→ **Problem**: In how many lines of the data does the word "title" appear? Give the number by itself.
### The data
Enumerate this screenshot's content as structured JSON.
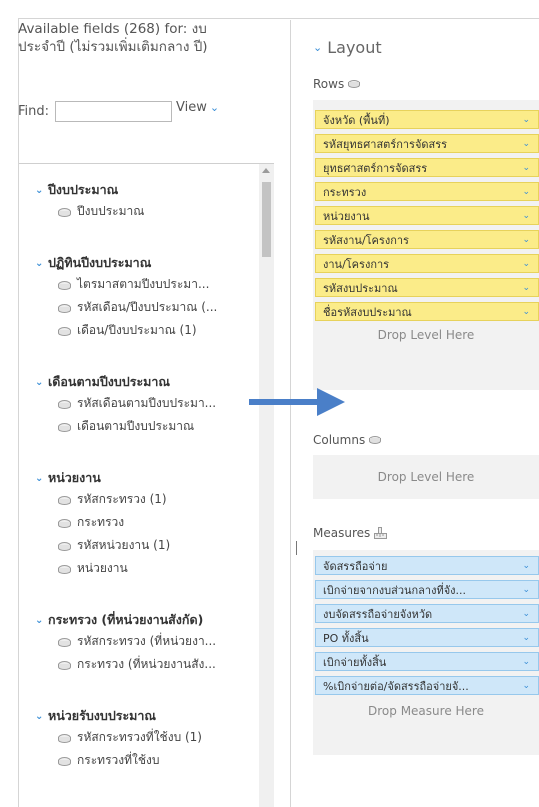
{
  "left": {
    "title": "Available fields (268) for: งบประจำปี (ไม่รวมเพิ่มเติมกลาง ปี)",
    "find_label": "Find:",
    "find_value": "",
    "view_label": "View"
  },
  "tree": [
    {
      "label": "ปีงบประมาณ",
      "fields": [
        "ปีงบประมาณ"
      ]
    },
    {
      "label": "ปฏิทินปีงบประมาณ",
      "fields": [
        "ไตรมาสตามปีงบประมา...",
        "รหัสเดือน/ปีงบประมาณ (...",
        "เดือน/ปีงบประมาณ (1)"
      ]
    },
    {
      "label": "เดือนตามปีงบประมาณ",
      "fields": [
        "รหัสเดือนตามปีงบประมา...",
        "เดือนตามปีงบประมาณ"
      ]
    },
    {
      "label": "หน่วยงาน",
      "fields": [
        "รหัสกระทรวง (1)",
        "กระทรวง",
        "รหัสหน่วยงาน (1)",
        "หน่วยงาน"
      ]
    },
    {
      "label": "กระทรวง (ที่หน่วยงานสังกัด)",
      "fields": [
        "รหัสกระทรวง (ที่หน่วยงา...",
        "กระทรวง (ที่หน่วยงานสัง..."
      ]
    },
    {
      "label": "หน่วยรับงบประมาณ",
      "fields": [
        "รหัสกระทรวงที่ใช้งบ (1)",
        "กระทรวงที่ใช้งบ"
      ]
    }
  ],
  "layout": {
    "title": "Layout",
    "rows_label": "Rows",
    "rows": [
      "จังหวัด (พื้นที่)",
      "รหัสยุทธศาสตร์การจัดสรร",
      "ยุทธศาสตร์การจัดสรร",
      "กระทรวง",
      "หน่วยงาน",
      "รหัสงาน/โครงการ",
      "งาน/โครงการ",
      "รหัสงบประมาณ",
      "ชื่อรหัสงบประมาณ"
    ],
    "rows_drop": "Drop Level Here",
    "columns_label": "Columns",
    "columns_drop": "Drop Level Here",
    "measures_label": "Measures",
    "measures": [
      "จัดสรรถือจ่าย",
      "เบิกจ่ายจากงบส่วนกลางที่จัง...",
      "งบจัดสรรถือจ่ายจังหวัด",
      "PO ทั้งสิ้น",
      "เบิกจ่ายทั้งสิ้น",
      "%เบิกจ่ายต่อ/จัดสรรถือจ่ายจั..."
    ],
    "measures_drop": "Drop Measure Here"
  },
  "colors": {
    "row_pill_bg": "#fbec89",
    "measure_pill_bg": "#cfe7f9",
    "accent": "#3a8ed6",
    "arrow": "#4a7fc8"
  }
}
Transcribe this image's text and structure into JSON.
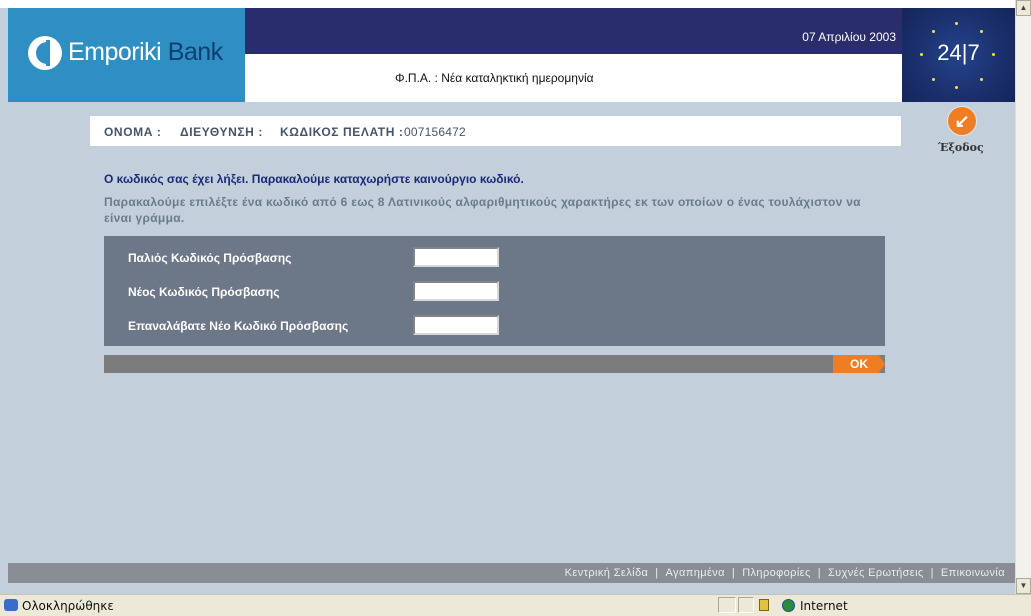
######
→ **Solved problem**: 2